==== Extracted records ====
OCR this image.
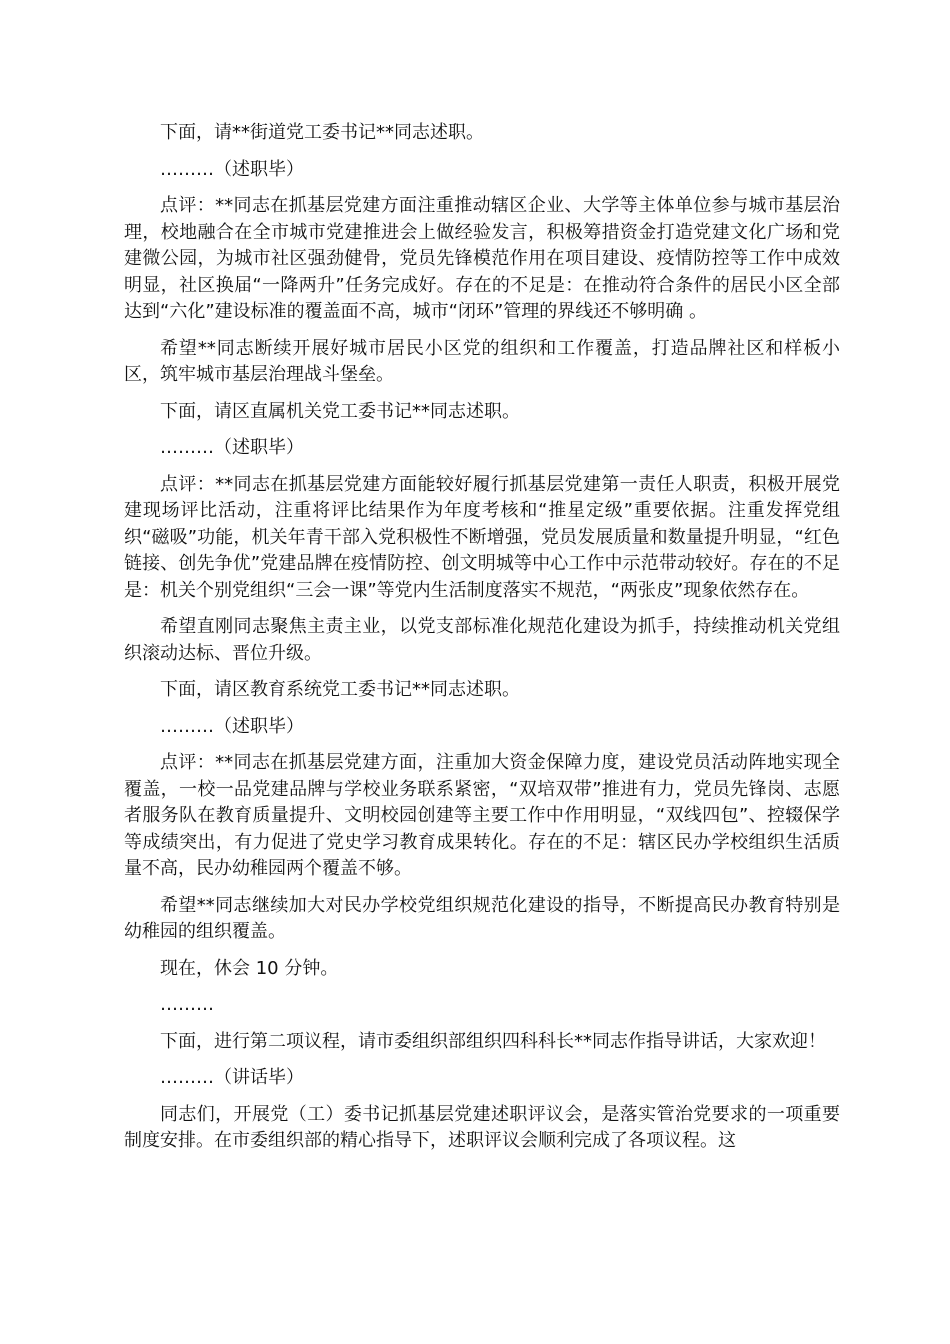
下面，请**街道党工委书记**同志述职。

………（述职毕）

点评：**同志在抓基层党建方面注重推动辖区企业、大学等主体单位参与城市基层治理，校地融合在全市城市党建推进会上做经验发言，积极筹措资金打造党建文化广场和党建微公园，为城市社区强劲健骨，党员先锋模范作用在项目建设、疫情防控等工作中成效明显，社区换届“一降两升”任务完成好。存在的不足是：在推动符合条件的居民小区全部达到“六化”建设标准的覆盖面不高，城市“闭环”管理的界线还不够明确 。

希望**同志断续开展好城市居民小区党的组织和工作覆盖，打造品牌社区和样板小区，筑牢城市基层治理战斗堡垒。

下面，请区直属机关党工委书记**同志述职。

………（述职毕）

点评：**同志在抓基层党建方面能较好履行抓基层党建第一责任人职责，积极开展党建现场评比活动，注重将评比结果作为年度考核和“推星定级”重要依据。注重发挥党组织“磁吸”功能，机关年青干部入党积极性不断增强，党员发展质量和数量提升明显，“红色链接、创先争优”党建品牌在疫情防控、创文明城等中心工作中示范带动较好。存在的不足是：机关个别党组织“三会一课”等党内生活制度落实不规范，“两张皮”现象依然存在。

希望直刚同志聚焦主责主业，以党支部标准化规范化建设为抓手，持续推动机关党组织滚动达标、晋位升级。

下面，请区教育系统党工委书记**同志述职。

………（述职毕）

点评：**同志在抓基层党建方面，注重加大资金保障力度，建设党员活动阵地实现全覆盖，一校一品党建品牌与学校业务联系紧密，“双培双带”推进有力，党员先锋岗、志愿者服务队在教育质量提升、文明校园创建等主要工作中作用明显，“双线四包”、控辍保学等成绩突出，有力促进了党史学习教育成果转化。存在的不足：辖区民办学校组织生活质量不高，民办幼稚园两个覆盖不够。

希望**同志继续加大对民办学校党组织规范化建设的指导，不断提高民办教育特别是幼稚园的组织覆盖。

现在，休会 10 分钟。

………

下面，进行第二项议程，请市委组织部组织四科科长**同志作指导讲话，大家欢迎！

………（讲话毕）

同志们，开展党（工）委书记抓基层党建述职评议会，是落实管治党要求的一项重要制度安排。在市委组织部的精心指导下，述职评议会顺利完成了各项议程。这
====
Directions for this task = Print every entry exactly as written, without the pictures.

Result of the task =
OCR this image.
下面，请**街道党工委书记**同志述职。

………（述职毕）

点评：**同志在抓基层党建方面注重推动辖区企业、大学等主体单位参与城市基层治理，校地融合在全市城市党建推进会上做经验发言，积极筹措资金打造党建文化广场和党建微公园，为城市社区强劲健骨，党员先锋模范作用在项目建设、疫情防控等工作中成效明显，社区换届“一降两升”任务完成好。存在的不足是：在推动符合条件的居民小区全部达到“六化”建设标准的覆盖面不高，城市“闭环”管理的界线还不够明确 。

希望**同志断续开展好城市居民小区党的组织和工作覆盖，打造品牌社区和样板小区，筑牢城市基层治理战斗堡垒。

下面，请区直属机关党工委书记**同志述职。

………（述职毕）

点评：**同志在抓基层党建方面能较好履行抓基层党建第一责任人职责，积极开展党建现场评比活动，注重将评比结果作为年度考核和“推星定级”重要依据。注重发挥党组织“磁吸”功能，机关年青干部入党积极性不断增强，党员发展质量和数量提升明显，“红色链接、创先争优”党建品牌在疫情防控、创文明城等中心工作中示范带动较好。存在的不足是：机关个别党组织“三会一课”等党内生活制度落实不规范，“两张皮”现象依然存在。

希望直刚同志聚焦主责主业，以党支部标准化规范化建设为抓手，持续推动机关党组织滚动达标、晋位升级。

下面，请区教育系统党工委书记**同志述职。

………（述职毕）

点评：**同志在抓基层党建方面，注重加大资金保障力度，建设党员活动阵地实现全覆盖，一校一品党建品牌与学校业务联系紧密，“双培双带”推进有力，党员先锋岗、志愿者服务队在教育质量提升、文明校园创建等主要工作中作用明显，“双线四包”、控辍保学等成绩突出，有力促进了党史学习教育成果转化。存在的不足：辖区民办学校组织生活质量不高，民办幼稚园两个覆盖不够。

希望**同志继续加大对民办学校党组织规范化建设的指导，不断提高民办教育特别是幼稚园的组织覆盖。

现在，休会 10 分钟。

………

下面，进行第二项议程，请市委组织部组织四科科长**同志作指导讲话，大家欢迎！

………（讲话毕）

同志们，开展党（工）委书记抓基层党建述职评议会，是落实管治党要求的一项重要制度安排。在市委组织部的精心指导下，述职评议会顺利完成了各项议程。这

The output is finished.